Фрагмент документа =>
══════
Абу-Хамму наставляет своего сына в «Жемчужине на пути» относительно поведения вражеских посланников. Он рассматривает два случая. В первом случае посланник входит с весёлым лицом, поспешает к тебе, всем своим видом выражает радость, витиевато приветствует тебя, заискивает перед тобой, в благодарности и восхвалении ставит тебя впереди своего собственного султана. Здесь возможны два объяснения. Первое – его султан слаб властью, второе – он слаб умом. Если исходить из первого предположения, то и здесь могут наличествовать две возможности. Первая: посланник хочет оставить своего господина на произвол судьбы и стремится что-то получить от тебя при этом в качестве награды. Вторая: он желает уберечь своего султана от вреда. Для того чтобы определиться с этими возможностями, посланника нужно приветить, приласкать, ввести в круг приближённых. Потом нужно остаться с ним наедине и в разговоре пообещать ему вещи, которые могут заинтересовать его лично. Если после всего этого он ничего не станет сообщать о ситуации своего владыки, то знай, что он посланник, верный своему господину, не замышляющий вероломства, и он не стремится ни к чему другому, кроме осуществления интересов пославшего его султана. А то, что он с тобой так любезен, не имея собственного, отличного от своего султана интереса, как раз и свидетельствует, что султан его слабосилен и его посланник избрал дружелюбие и ласковость в качестве наилучшего способа защитить интересы господина. Тогда выложи перед этим посланником те требования к противнику, которые ты давно лелеял, да всё боялся их выдвигать, опасаясь, что твой противник силён. Принимайся за те дела, которые выгодны тебе, но не выгодны твоему противнику. Если посланник согласится с этими требованиями, то это лучшее доказательство слабости правителя, его пославшего. Тогда, что называется, дожимай противника: заключай мир на выгодных для тебя условиях, объявляй войну, если сам к ней хорошо подготовлен.

Второе объяснение такого поведения (подобострастия посланника) заключается в следующем. Силён вражеский султан войском, есть у него и деньги, и соратники, но слаб он умом, если послал такого человека, который не может его достойно, без подобострастия к противнику, представить. Посланник же, вероятнее всего, блюдёт какой-то свой собственный интерес, надеется из своего визита извлечь какую-то пользу для себя лично. Веди себя с ним соответственно: дай ему то, к чему он стремится, преврати его в своего союзника в стане врага.
══════
Цель задания => Перепишите часть отрывка о вражеских посланниках, всё от «Второе объяснение такого» и до «в стане врага.», заменив «деньги» на «золото».
══════
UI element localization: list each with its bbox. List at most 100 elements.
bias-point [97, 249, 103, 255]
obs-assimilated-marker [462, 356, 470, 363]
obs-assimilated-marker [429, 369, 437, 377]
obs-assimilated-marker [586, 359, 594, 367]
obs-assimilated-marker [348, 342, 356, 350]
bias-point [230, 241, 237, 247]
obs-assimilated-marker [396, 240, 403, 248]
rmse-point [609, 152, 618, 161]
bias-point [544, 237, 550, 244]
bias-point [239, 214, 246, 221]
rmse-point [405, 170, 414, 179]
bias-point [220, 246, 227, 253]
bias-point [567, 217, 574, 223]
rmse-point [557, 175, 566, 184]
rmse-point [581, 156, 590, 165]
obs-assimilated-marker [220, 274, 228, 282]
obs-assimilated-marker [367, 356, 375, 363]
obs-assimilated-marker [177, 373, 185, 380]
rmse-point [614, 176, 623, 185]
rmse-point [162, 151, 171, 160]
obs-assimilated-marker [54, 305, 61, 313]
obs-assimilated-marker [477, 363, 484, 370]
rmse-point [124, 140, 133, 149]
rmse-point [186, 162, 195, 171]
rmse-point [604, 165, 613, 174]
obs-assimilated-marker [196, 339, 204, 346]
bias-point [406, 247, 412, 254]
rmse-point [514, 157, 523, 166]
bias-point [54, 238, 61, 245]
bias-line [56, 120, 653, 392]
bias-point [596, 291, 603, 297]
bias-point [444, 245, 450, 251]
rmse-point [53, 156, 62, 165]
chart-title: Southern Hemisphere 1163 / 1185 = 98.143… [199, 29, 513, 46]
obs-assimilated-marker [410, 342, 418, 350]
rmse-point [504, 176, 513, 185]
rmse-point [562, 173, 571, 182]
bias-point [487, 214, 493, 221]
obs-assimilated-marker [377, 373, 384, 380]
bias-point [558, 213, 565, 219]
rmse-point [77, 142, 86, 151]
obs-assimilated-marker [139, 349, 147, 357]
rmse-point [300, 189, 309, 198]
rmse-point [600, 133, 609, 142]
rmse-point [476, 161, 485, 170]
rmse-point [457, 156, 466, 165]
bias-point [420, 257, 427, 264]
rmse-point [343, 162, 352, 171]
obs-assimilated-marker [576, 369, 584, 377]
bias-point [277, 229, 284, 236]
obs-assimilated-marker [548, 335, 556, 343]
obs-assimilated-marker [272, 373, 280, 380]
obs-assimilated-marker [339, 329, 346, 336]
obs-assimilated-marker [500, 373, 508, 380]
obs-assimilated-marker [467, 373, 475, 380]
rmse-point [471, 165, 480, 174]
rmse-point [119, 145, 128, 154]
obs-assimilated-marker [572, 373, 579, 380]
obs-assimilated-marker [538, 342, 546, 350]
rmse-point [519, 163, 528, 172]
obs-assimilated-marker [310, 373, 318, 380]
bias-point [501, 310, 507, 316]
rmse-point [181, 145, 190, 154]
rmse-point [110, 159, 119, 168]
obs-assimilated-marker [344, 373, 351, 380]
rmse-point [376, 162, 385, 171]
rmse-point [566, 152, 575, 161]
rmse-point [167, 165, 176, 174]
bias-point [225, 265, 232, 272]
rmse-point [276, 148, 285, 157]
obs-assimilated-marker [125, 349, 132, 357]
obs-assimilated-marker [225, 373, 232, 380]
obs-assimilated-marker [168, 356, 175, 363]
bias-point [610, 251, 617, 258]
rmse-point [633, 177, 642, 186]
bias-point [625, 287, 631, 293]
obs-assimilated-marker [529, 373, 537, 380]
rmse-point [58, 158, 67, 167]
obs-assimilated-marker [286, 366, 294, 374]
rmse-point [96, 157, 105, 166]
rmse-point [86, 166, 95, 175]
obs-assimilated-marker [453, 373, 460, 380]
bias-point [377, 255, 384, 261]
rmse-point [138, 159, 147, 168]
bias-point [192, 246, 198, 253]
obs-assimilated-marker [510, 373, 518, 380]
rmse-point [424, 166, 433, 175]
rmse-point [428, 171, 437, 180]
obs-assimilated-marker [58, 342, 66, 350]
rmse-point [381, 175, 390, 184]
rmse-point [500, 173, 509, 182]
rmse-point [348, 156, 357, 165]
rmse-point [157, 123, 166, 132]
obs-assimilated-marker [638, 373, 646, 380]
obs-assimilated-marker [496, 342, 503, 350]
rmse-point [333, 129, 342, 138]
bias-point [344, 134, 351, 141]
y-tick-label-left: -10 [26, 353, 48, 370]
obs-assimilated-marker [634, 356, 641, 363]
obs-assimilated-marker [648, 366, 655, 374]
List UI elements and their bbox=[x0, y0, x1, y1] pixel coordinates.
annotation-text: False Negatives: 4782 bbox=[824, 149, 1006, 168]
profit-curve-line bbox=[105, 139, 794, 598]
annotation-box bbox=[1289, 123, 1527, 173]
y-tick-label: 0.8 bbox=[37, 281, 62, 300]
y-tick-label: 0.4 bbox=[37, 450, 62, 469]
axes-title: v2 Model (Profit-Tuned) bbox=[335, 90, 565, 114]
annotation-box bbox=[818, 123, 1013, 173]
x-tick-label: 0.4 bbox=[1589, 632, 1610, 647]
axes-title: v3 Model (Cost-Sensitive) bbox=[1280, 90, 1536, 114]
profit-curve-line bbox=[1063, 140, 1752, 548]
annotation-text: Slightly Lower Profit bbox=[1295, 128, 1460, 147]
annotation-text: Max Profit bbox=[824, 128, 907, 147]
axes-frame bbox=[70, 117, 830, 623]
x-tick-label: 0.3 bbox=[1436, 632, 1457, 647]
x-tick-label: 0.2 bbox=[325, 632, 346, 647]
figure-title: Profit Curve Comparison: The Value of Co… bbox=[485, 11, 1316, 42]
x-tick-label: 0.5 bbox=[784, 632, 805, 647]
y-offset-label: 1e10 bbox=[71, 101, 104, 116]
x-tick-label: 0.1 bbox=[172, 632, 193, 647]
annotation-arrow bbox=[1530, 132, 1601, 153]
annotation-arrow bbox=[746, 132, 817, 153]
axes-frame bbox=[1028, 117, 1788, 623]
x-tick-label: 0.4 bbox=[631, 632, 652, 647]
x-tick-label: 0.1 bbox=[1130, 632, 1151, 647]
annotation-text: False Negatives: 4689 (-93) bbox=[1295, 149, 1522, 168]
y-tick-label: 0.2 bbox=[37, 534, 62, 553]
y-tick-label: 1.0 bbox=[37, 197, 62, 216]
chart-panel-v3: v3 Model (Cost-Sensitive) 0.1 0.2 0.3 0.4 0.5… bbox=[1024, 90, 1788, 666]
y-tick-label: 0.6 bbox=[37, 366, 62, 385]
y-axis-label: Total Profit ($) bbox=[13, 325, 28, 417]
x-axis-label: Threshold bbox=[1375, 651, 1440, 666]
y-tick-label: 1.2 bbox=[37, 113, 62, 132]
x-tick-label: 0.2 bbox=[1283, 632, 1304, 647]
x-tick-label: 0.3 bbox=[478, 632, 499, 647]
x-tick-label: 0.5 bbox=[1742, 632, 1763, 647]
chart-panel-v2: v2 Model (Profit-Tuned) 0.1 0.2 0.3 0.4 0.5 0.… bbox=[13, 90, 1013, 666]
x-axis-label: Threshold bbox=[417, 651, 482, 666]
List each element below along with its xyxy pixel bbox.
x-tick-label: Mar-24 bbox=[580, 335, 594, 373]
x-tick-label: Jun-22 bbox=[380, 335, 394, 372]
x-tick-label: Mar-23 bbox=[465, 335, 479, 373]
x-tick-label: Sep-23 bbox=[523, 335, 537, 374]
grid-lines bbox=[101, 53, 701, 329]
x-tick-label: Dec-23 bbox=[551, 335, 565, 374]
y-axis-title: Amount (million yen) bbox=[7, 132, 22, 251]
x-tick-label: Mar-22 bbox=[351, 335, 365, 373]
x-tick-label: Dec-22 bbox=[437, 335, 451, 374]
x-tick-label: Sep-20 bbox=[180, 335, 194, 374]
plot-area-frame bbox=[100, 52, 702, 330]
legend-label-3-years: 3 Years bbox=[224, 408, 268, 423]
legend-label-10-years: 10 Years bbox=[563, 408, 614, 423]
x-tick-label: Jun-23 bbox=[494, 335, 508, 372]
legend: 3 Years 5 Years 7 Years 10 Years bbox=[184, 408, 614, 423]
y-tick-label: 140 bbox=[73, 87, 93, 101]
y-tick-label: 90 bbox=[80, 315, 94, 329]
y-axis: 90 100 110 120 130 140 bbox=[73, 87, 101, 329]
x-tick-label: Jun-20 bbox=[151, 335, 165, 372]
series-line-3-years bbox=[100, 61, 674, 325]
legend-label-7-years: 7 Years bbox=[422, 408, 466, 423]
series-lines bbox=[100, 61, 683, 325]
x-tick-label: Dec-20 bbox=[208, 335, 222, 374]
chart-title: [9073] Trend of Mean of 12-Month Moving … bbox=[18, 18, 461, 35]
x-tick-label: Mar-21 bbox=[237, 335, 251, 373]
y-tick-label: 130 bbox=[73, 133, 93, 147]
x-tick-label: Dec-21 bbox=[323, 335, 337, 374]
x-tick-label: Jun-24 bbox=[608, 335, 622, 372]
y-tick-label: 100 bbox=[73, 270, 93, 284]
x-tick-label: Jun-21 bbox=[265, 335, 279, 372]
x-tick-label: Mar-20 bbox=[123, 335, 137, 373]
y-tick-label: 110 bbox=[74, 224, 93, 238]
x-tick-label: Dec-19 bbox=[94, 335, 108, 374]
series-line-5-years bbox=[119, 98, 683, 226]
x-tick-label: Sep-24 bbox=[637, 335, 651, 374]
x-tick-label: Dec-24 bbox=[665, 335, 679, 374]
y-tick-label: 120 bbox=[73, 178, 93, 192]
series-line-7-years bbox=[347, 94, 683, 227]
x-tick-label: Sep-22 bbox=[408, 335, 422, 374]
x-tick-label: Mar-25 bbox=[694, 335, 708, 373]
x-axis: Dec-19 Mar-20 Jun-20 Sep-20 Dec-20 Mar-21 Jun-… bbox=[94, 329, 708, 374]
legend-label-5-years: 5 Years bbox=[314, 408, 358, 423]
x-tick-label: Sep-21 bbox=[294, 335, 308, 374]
══════
Результат упражнения =>
Второе объяснение такого поведения (подобострастия посланника) заключается в следующем. Силён вражеский султан войском, есть у него и золото, и соратники, но слаб он умом, если послал такого человека, который не может его достойно, без подобострастия к противнику, представить. Посланник же, вероятнее всего, блюдёт какой-то свой собственный интерес, надеется из своего визита извлечь какую-то пользу для себя лично. Веди себя с ним соответственно: дай ему то, к чему он стремится, преврати его в своего союзника в стане врага.